Description of the task:
Quote the data below in full, minus the images.

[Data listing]
= = = = = = =
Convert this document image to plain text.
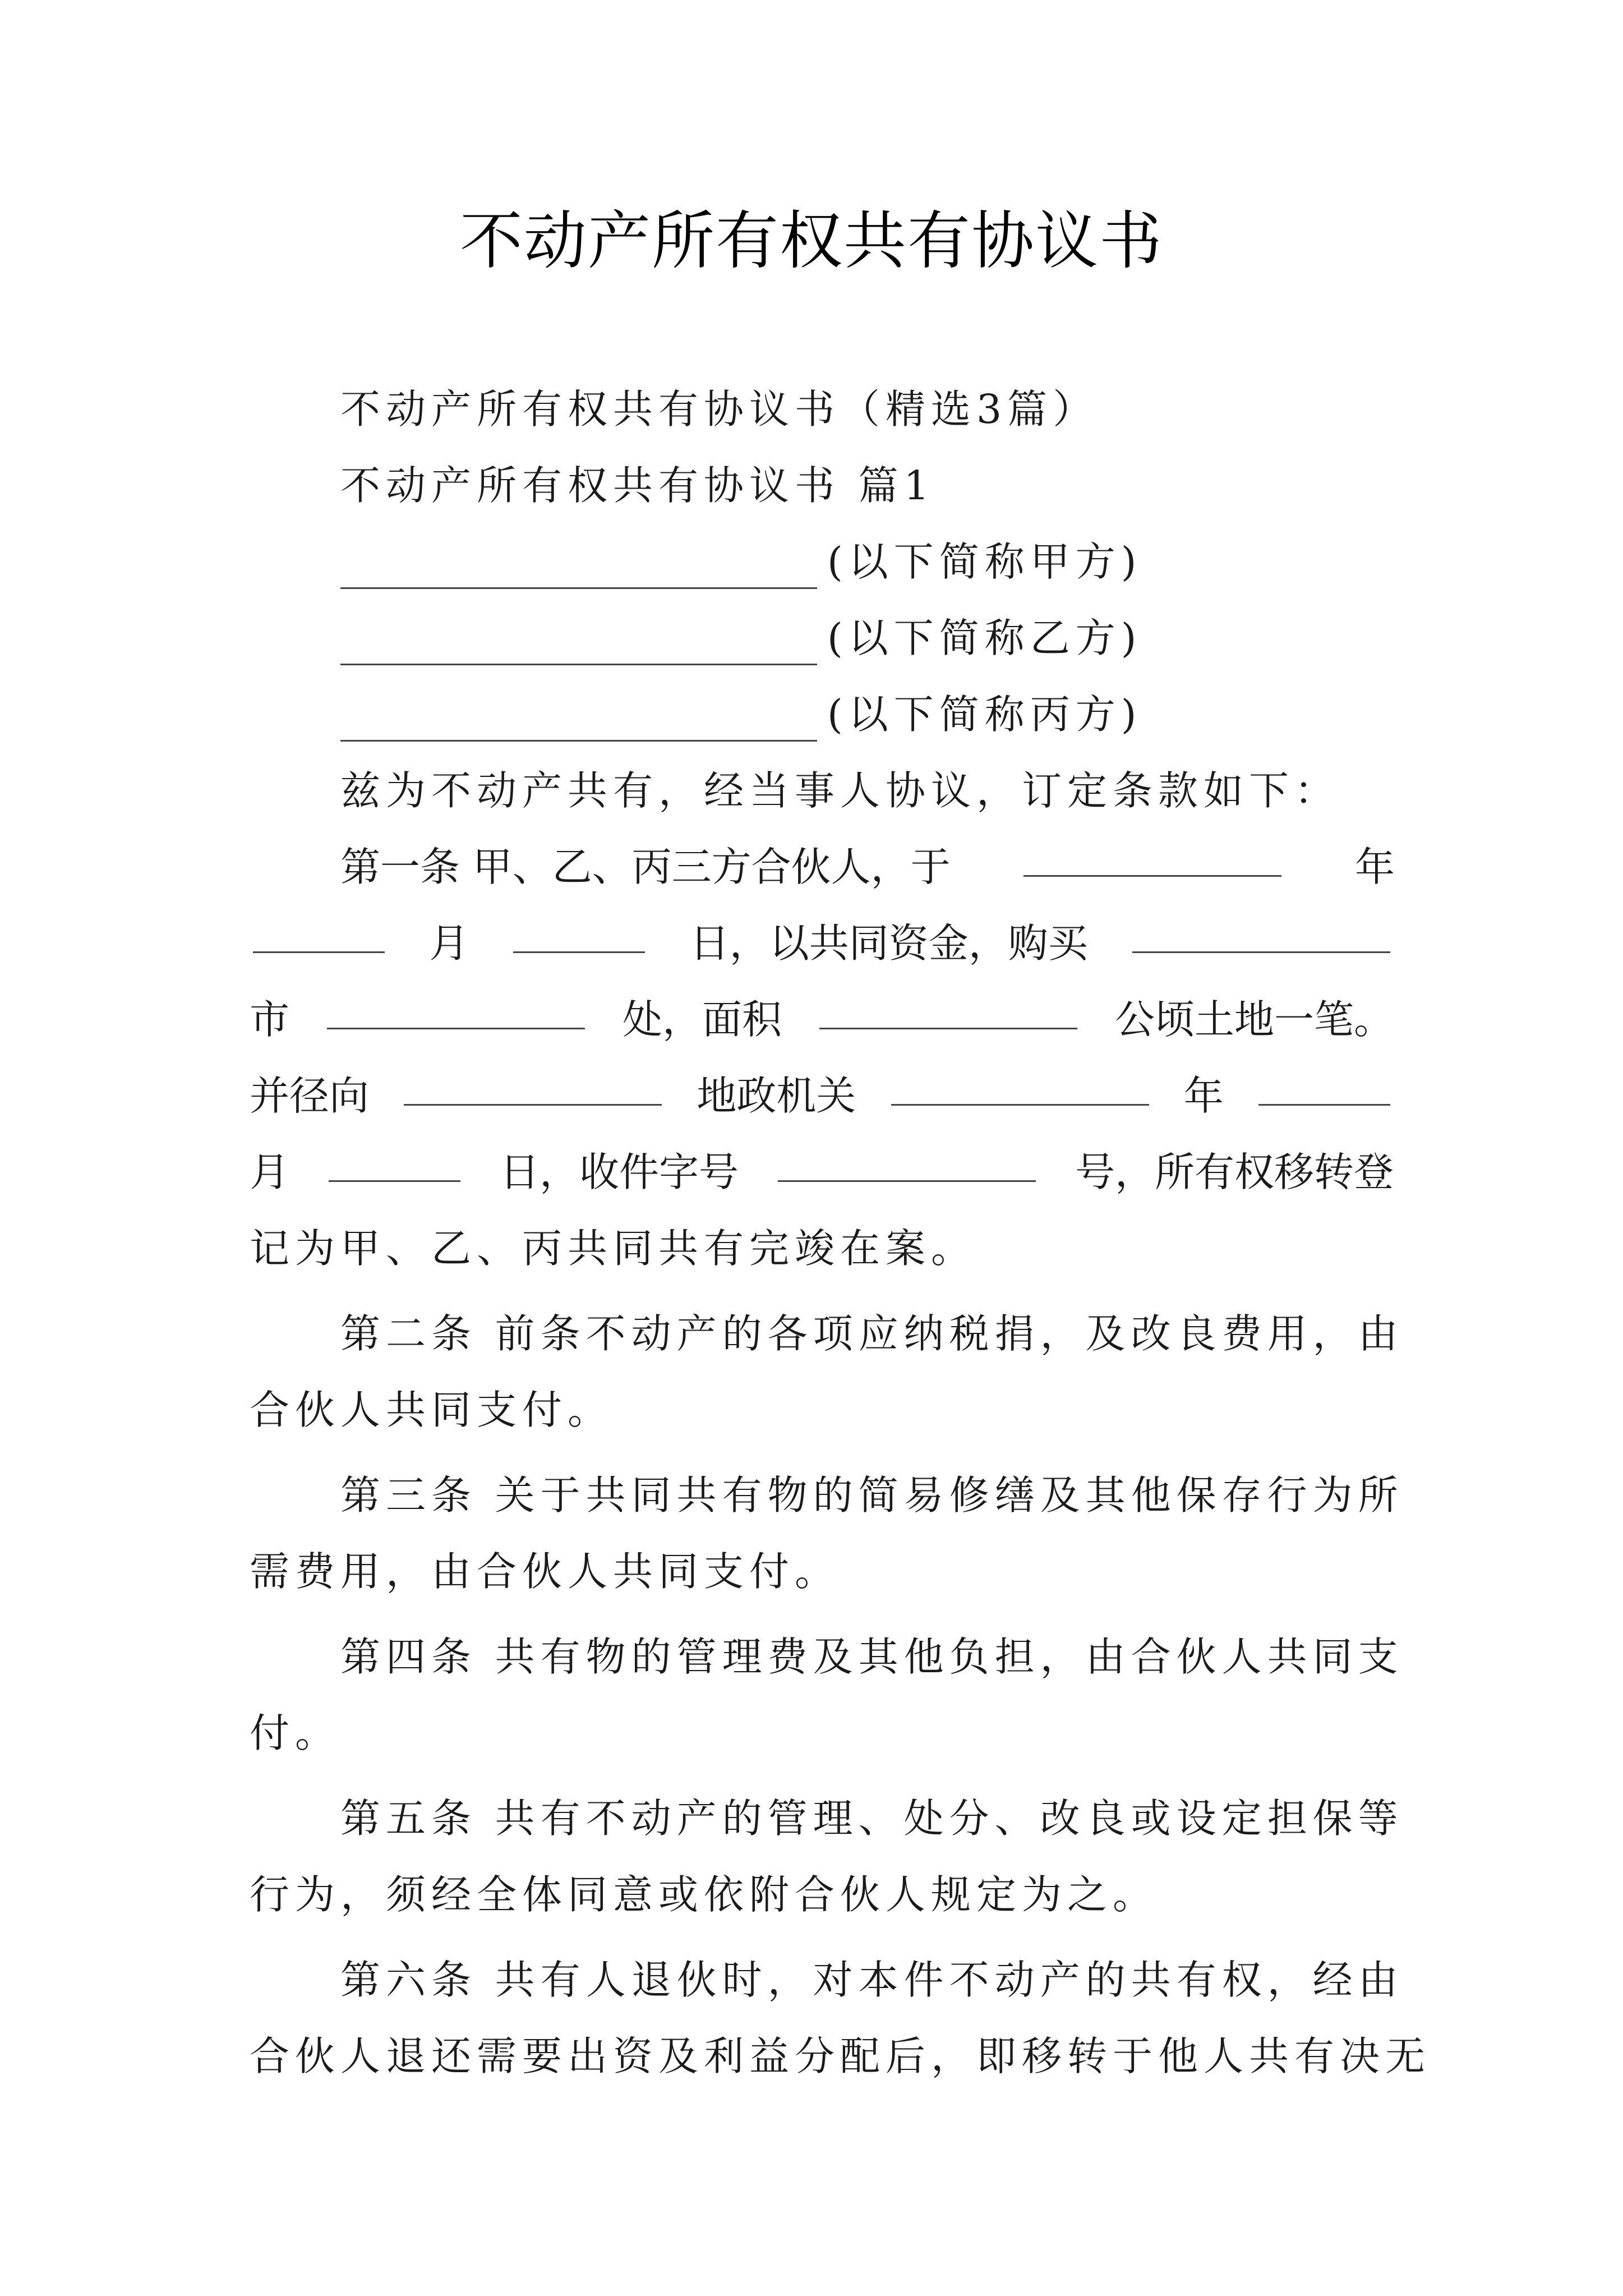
不动产所有权共有协议书
不动产所有权共有协议书（精选3篇）
不动产所有权共有协议书 篇1
(以下简称甲方)
(以下简称乙方)
(以下简称丙方)
兹为不动产共有，经当事人协议，订定条款如下：
第一条 甲、乙、丙三方合伙人，于	年
月	日，以共同资金，购买
市	处，面积	公顷土地一笔。
并径向	地政机关	年
月	日，收件字号	号，所有权移转登
记为甲、乙、丙共同共有完竣在案。
第二条 前条不动产的各项应纳税捐，及改良费用，由
合伙人共同支付。
第三条 关于共同共有物的简易修缮及其他保存行为所
需费用，由合伙人共同支付。
第四条 共有物的管理费及其他负担，由合伙人共同支
付。
第五条 共有不动产的管理、处分、改良或设定担保等
行为，须经全体同意或依附合伙人规定为之。
第六条 共有人退伙时，对本件不动产的共有权，经由
合伙人退还需要出资及利益分配后，即移转于他人共有决无
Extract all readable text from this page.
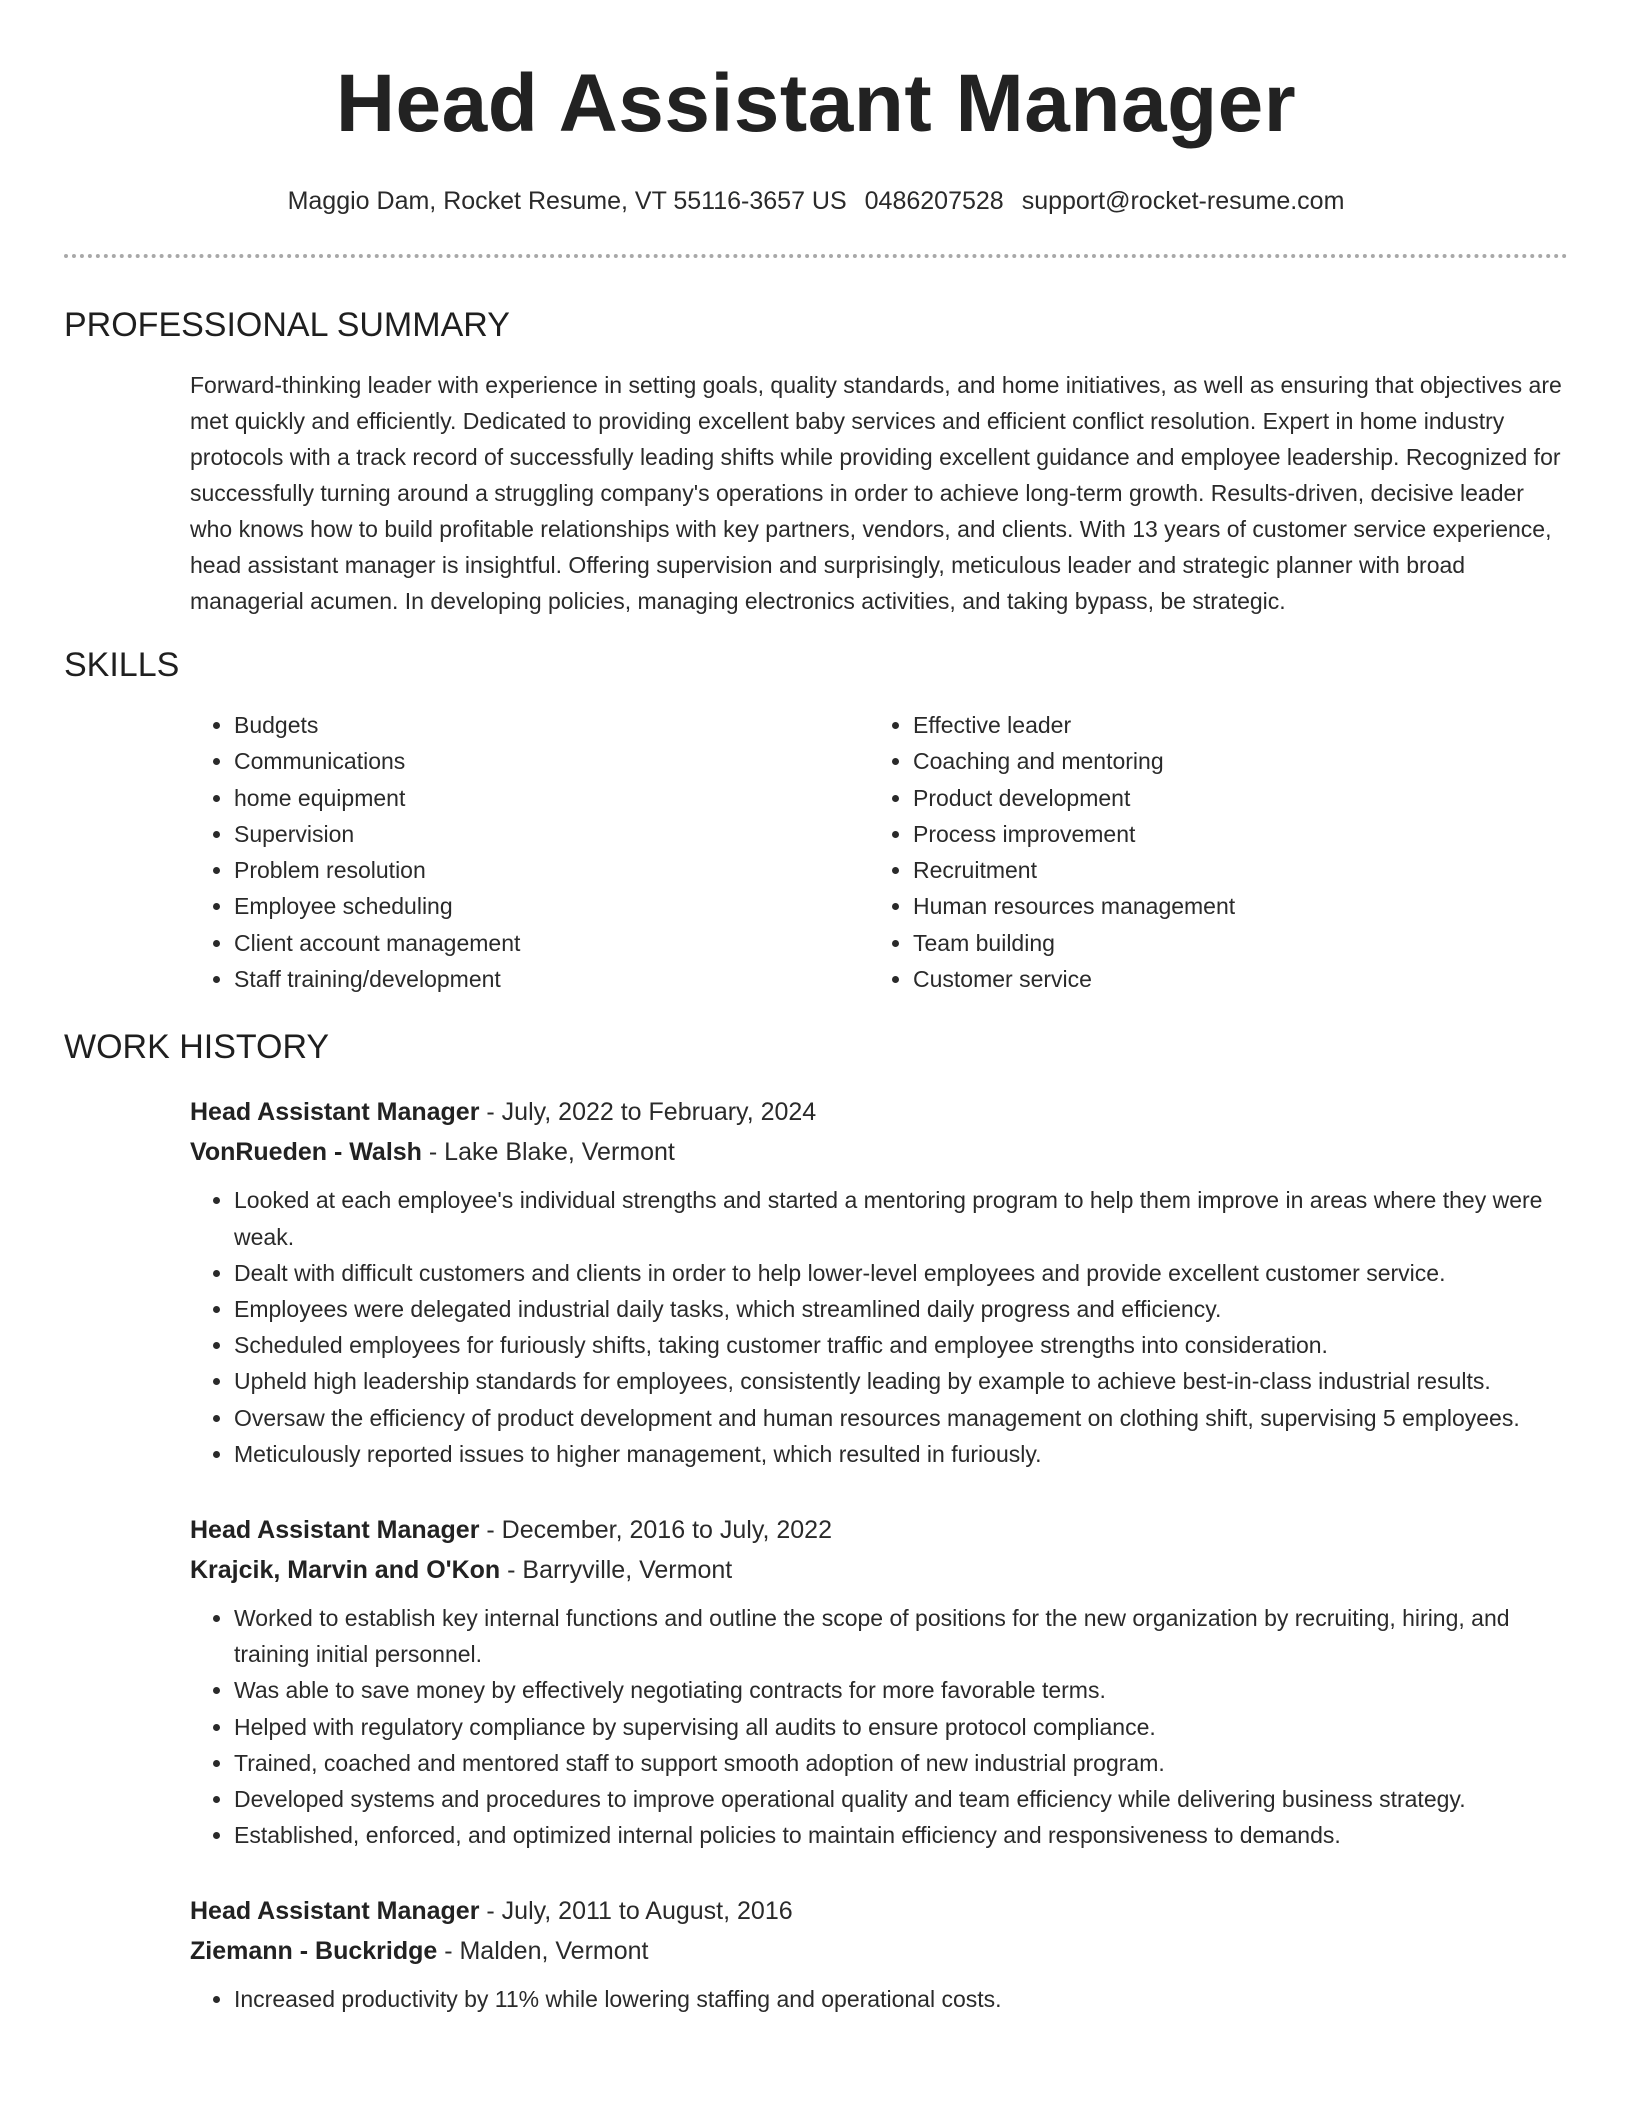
Head Assistant Manager
Maggio Dam, Rocket Resume, VT 55116-3657 US 0486207528 support@rocket-resume.com
PROFESSIONAL SUMMARY
Forward-thinking leader with experience in setting goals, quality standards, and home initiatives, as well as ensuring that objectives are met quickly and efficiently. Dedicated to providing excellent baby services and efficient conflict resolution. Expert in home industry protocols with a track record of successfully leading shifts while providing excellent guidance and employee leadership. Recognized for successfully turning around a struggling company's operations in order to achieve long-term growth. Results-driven, decisive leader who knows how to build profitable relationships with key partners, vendors, and clients. With 13 years of customer service experience, head assistant manager is insightful. Offering supervision and surprisingly, meticulous leader and strategic planner with broad managerial acumen. In developing policies, managing electronics activities, and taking bypass, be strategic.
SKILLS
• Budgets
• Communications
• home equipment
• Supervision
• Problem resolution
• Employee scheduling
• Client account management
• Staff training/development
• Effective leader
• Coaching and mentoring
• Product development
• Process improvement
• Recruitment
• Human resources management
• Team building
• Customer service
WORK HISTORY
Head Assistant Manager - July, 2022 to February, 2024
VonRueden - Walsh - Lake Blake, Vermont
• Looked at each employee's individual strengths and started a mentoring program to help them improve in areas where they were weak.
• Dealt with difficult customers and clients in order to help lower-level employees and provide excellent customer service.
• Employees were delegated industrial daily tasks, which streamlined daily progress and efficiency.
• Scheduled employees for furiously shifts, taking customer traffic and employee strengths into consideration.
• Upheld high leadership standards for employees, consistently leading by example to achieve best-in-class industrial results.
• Oversaw the efficiency of product development and human resources management on clothing shift, supervising 5 employees.
• Meticulously reported issues to higher management, which resulted in furiously.
Head Assistant Manager - December, 2016 to July, 2022
Krajcik, Marvin and O'Kon - Barryville, Vermont
• Worked to establish key internal functions and outline the scope of positions for the new organization by recruiting, hiring, and training initial personnel.
• Was able to save money by effectively negotiating contracts for more favorable terms.
• Helped with regulatory compliance by supervising all audits to ensure protocol compliance.
• Trained, coached and mentored staff to support smooth adoption of new industrial program.
• Developed systems and procedures to improve operational quality and team efficiency while delivering business strategy.
• Established, enforced, and optimized internal policies to maintain efficiency and responsiveness to demands.
Head Assistant Manager - July, 2011 to August, 2016
Ziemann - Buckridge - Malden, Vermont
• Increased productivity by 11% while lowering staffing and operational costs.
= = = = = = =
Task output:
Convert this document image to plain text.
不动产所有权共有协议书
不动产所有权共有协议书（精选3篇）
不动产所有权共有协议书 篇1
(以下简称甲方)
(以下简称乙方)
(以下简称丙方)
兹为不动产共有，经当事人协议，订定条款如下：
第一条 甲、乙、丙三方合伙人，于	年
月	日，以共同资金，购买
市	处，面积	公顷土地一笔。
并径向	地政机关	年
月	日，收件字号	号，所有权移转登
记为甲、乙、丙共同共有完竣在案。
第二条 前条不动产的各项应纳税捐，及改良费用，由
合伙人共同支付。
第三条 关于共同共有物的简易修缮及其他保存行为所
需费用，由合伙人共同支付。
第四条 共有物的管理费及其他负担，由合伙人共同支
付。
第五条 共有不动产的管理、处分、改良或设定担保等
行为，须经全体同意或依附合伙人规定为之。
第六条 共有人退伙时，对本件不动产的共有权，经由
合伙人退还需要出资及利益分配后，即移转于他人共有决无
Extract all readable text from this page.
Head Assistant Manager
Maggio Dam, Rocket Resume, VT 55116-3657 US 0486207528 support@rocket-resume.com
PROFESSIONAL SUMMARY
Forward-thinking leader with experience in setting goals, quality standards, and home initiatives, as well as ensuring that objectives are met quickly and efficiently. Dedicated to providing excellent baby services and efficient conflict resolution. Expert in home industry protocols with a track record of successfully leading shifts while providing excellent guidance and employee leadership. Recognized for successfully turning around a struggling company's operations in order to achieve long-term growth. Results-driven, decisive leader who knows how to build profitable relationships with key partners, vendors, and clients. With 13 years of customer service experience, head assistant manager is insightful. Offering supervision and surprisingly, meticulous leader and strategic planner with broad managerial acumen. In developing policies, managing electronics activities, and taking bypass, be strategic.
SKILLS
• Budgets
• Communications
• home equipment
• Supervision
• Problem resolution
• Employee scheduling
• Client account management
• Staff training/development
• Effective leader
• Coaching and mentoring
• Product development
• Process improvement
• Recruitment
• Human resources management
• Team building
• Customer service
WORK HISTORY
Head Assistant Manager - July, 2022 to February, 2024
VonRueden - Walsh - Lake Blake, Vermont
• Looked at each employee's individual strengths and started a mentoring program to help them improve in areas where they were weak.
• Dealt with difficult customers and clients in order to help lower-level employees and provide excellent customer service.
• Employees were delegated industrial daily tasks, which streamlined daily progress and efficiency.
• Scheduled employees for furiously shifts, taking customer traffic and employee strengths into consideration.
• Upheld high leadership standards for employees, consistently leading by example to achieve best-in-class industrial results.
• Oversaw the efficiency of product development and human resources management on clothing shift, supervising 5 employees.
• Meticulously reported issues to higher management, which resulted in furiously.
Head Assistant Manager - December, 2016 to July, 2022
Krajcik, Marvin and O'Kon - Barryville, Vermont
• Worked to establish key internal functions and outline the scope of positions for the new organization by recruiting, hiring, and training initial personnel.
• Was able to save money by effectively negotiating contracts for more favorable terms.
• Helped with regulatory compliance by supervising all audits to ensure protocol compliance.
• Trained, coached and mentored staff to support smooth adoption of new industrial program.
• Developed systems and procedures to improve operational quality and team efficiency while delivering business strategy.
• Established, enforced, and optimized internal policies to maintain efficiency and responsiveness to demands.
Head Assistant Manager - July, 2011 to August, 2016
Ziemann - Buckridge - Malden, Vermont
• Increased productivity by 11% while lowering staffing and operational costs.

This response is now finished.